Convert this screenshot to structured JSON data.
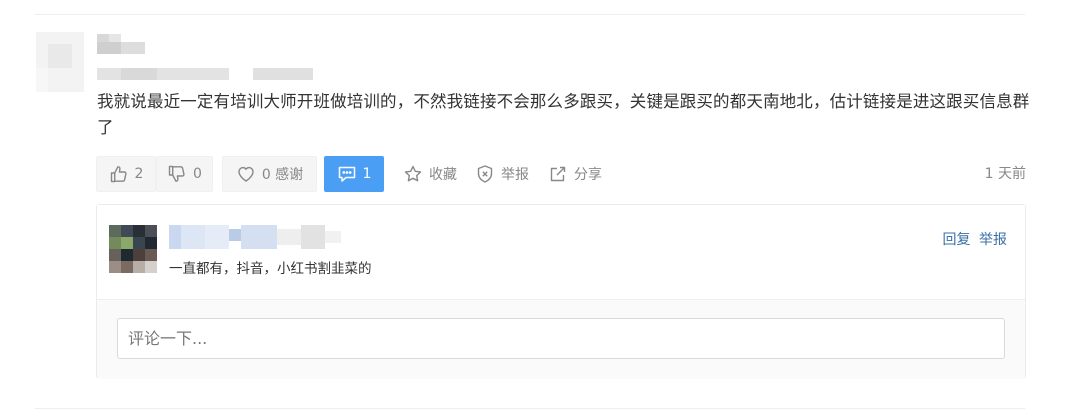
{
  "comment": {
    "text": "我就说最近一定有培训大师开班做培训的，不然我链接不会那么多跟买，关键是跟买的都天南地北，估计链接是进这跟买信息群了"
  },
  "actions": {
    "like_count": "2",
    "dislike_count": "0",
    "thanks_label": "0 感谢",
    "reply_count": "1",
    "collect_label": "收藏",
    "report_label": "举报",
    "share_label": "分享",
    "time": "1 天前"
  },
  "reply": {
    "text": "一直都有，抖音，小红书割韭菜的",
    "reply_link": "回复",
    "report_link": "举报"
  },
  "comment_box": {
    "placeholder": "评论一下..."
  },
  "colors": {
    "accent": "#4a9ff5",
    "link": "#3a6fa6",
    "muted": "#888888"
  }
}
--
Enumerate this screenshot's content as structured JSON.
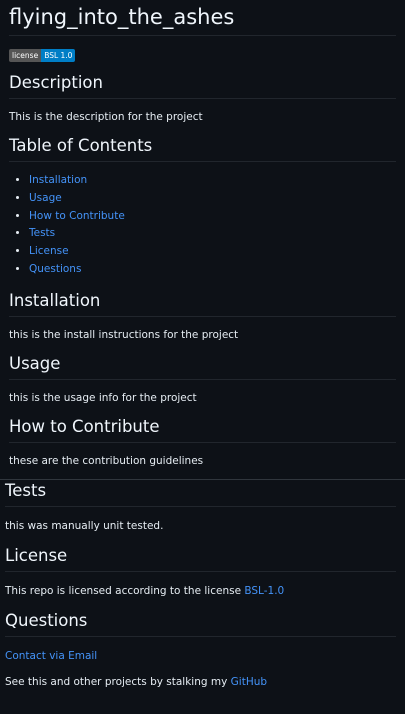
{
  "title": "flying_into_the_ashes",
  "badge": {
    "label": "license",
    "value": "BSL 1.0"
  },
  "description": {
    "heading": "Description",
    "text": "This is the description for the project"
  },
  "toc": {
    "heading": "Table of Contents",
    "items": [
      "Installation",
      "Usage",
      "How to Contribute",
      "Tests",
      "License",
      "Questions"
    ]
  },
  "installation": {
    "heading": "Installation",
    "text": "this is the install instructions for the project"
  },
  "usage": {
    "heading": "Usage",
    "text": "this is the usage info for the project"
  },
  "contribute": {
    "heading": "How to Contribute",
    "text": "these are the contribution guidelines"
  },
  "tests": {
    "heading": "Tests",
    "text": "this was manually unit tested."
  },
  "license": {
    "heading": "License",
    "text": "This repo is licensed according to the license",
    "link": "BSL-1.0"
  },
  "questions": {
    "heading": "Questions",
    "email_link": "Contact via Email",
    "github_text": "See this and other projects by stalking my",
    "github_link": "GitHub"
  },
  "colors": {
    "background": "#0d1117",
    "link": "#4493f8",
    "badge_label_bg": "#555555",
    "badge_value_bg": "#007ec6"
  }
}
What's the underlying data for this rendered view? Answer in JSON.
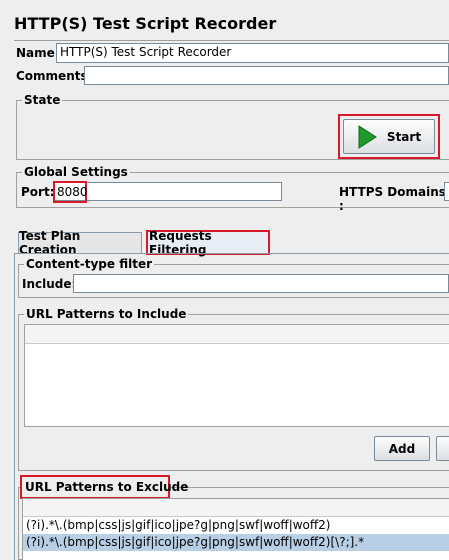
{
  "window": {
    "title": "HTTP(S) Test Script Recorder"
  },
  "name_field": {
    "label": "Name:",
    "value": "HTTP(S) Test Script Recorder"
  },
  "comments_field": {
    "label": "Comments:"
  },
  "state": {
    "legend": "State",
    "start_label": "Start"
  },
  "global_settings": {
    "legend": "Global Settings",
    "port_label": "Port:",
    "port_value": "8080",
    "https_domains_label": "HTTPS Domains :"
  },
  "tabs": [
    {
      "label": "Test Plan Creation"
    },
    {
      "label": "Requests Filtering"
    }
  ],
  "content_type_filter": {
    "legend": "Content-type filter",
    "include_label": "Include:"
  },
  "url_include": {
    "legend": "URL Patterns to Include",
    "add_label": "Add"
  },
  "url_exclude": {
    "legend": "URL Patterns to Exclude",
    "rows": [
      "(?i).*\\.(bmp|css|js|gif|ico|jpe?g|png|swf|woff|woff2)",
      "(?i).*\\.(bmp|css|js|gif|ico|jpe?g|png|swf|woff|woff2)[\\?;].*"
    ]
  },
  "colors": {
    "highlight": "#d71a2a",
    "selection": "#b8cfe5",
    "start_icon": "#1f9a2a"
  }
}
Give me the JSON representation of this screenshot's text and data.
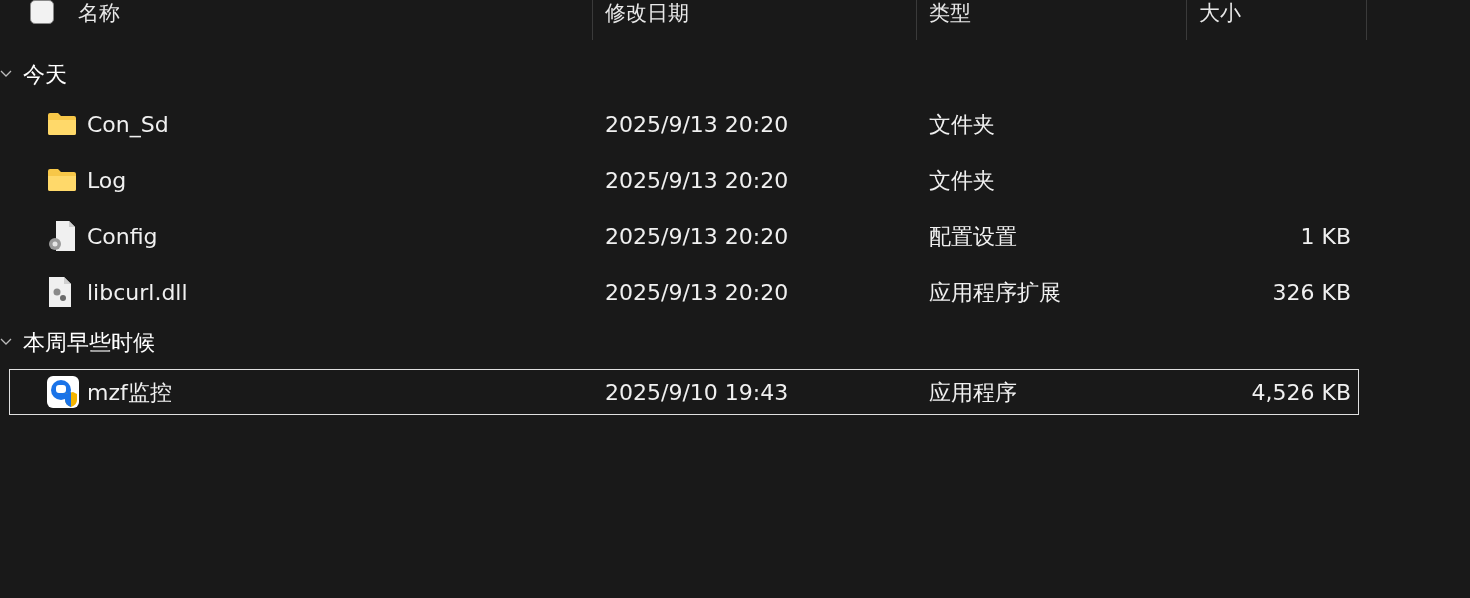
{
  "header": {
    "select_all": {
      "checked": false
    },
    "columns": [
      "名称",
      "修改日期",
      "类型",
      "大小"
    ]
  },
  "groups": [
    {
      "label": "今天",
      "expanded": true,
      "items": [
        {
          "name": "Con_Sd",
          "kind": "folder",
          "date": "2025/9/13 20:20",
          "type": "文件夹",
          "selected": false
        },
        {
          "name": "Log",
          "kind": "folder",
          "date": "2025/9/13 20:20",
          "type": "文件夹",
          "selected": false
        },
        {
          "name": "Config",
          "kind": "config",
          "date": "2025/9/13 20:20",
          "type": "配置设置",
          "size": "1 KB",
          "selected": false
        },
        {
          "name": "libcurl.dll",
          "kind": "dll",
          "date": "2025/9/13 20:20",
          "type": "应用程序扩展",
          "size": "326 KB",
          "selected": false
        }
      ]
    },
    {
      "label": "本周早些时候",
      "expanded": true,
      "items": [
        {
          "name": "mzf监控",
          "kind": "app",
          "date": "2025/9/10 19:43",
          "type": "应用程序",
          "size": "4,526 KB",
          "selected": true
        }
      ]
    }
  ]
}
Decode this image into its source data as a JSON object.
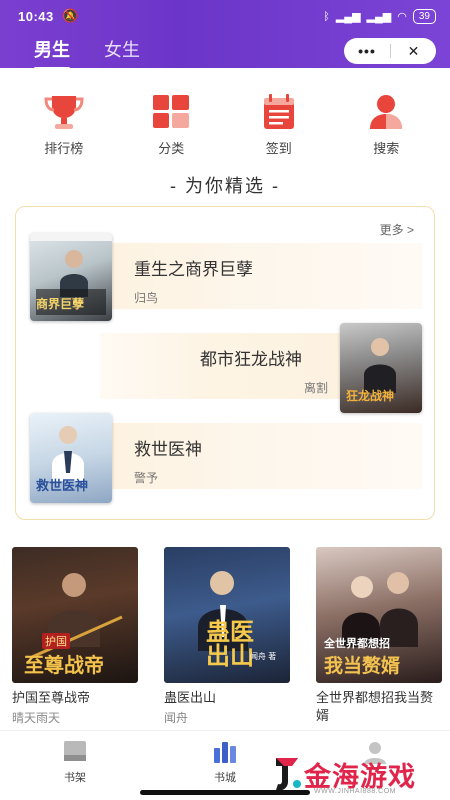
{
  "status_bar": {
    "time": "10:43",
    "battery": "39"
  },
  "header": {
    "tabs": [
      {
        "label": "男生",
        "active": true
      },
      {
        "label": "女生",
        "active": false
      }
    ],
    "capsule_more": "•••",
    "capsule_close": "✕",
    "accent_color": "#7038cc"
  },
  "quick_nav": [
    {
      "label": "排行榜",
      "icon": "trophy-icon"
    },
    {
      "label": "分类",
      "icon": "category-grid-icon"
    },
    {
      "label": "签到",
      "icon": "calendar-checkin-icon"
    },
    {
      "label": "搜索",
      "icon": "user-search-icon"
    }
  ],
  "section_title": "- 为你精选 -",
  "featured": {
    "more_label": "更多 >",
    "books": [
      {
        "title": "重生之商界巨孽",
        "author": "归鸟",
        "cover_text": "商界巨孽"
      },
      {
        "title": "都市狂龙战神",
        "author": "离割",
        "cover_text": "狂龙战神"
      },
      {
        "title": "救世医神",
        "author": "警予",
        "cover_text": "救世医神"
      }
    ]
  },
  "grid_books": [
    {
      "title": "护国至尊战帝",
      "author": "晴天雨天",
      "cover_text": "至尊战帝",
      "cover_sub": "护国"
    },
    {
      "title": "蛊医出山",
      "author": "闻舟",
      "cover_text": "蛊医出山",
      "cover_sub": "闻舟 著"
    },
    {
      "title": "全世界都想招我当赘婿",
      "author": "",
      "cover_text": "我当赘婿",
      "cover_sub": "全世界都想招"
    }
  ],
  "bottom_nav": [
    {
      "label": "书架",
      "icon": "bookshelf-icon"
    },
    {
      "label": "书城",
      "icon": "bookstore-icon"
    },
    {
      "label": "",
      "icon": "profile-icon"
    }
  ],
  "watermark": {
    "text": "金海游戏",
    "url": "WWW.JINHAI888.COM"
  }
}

WORK TO COMPLETE: From the listing above, return each line with the word "woff".

IN RESPONSE:
      "(?i).*\\.(bmp|css|js|gif|ico|jpe?g|png|swf|woff|woff2)",
      "(?i).*\\.(bmp|css|js|gif|ico|jpe?g|png|swf|woff|woff2)[\\?;].*"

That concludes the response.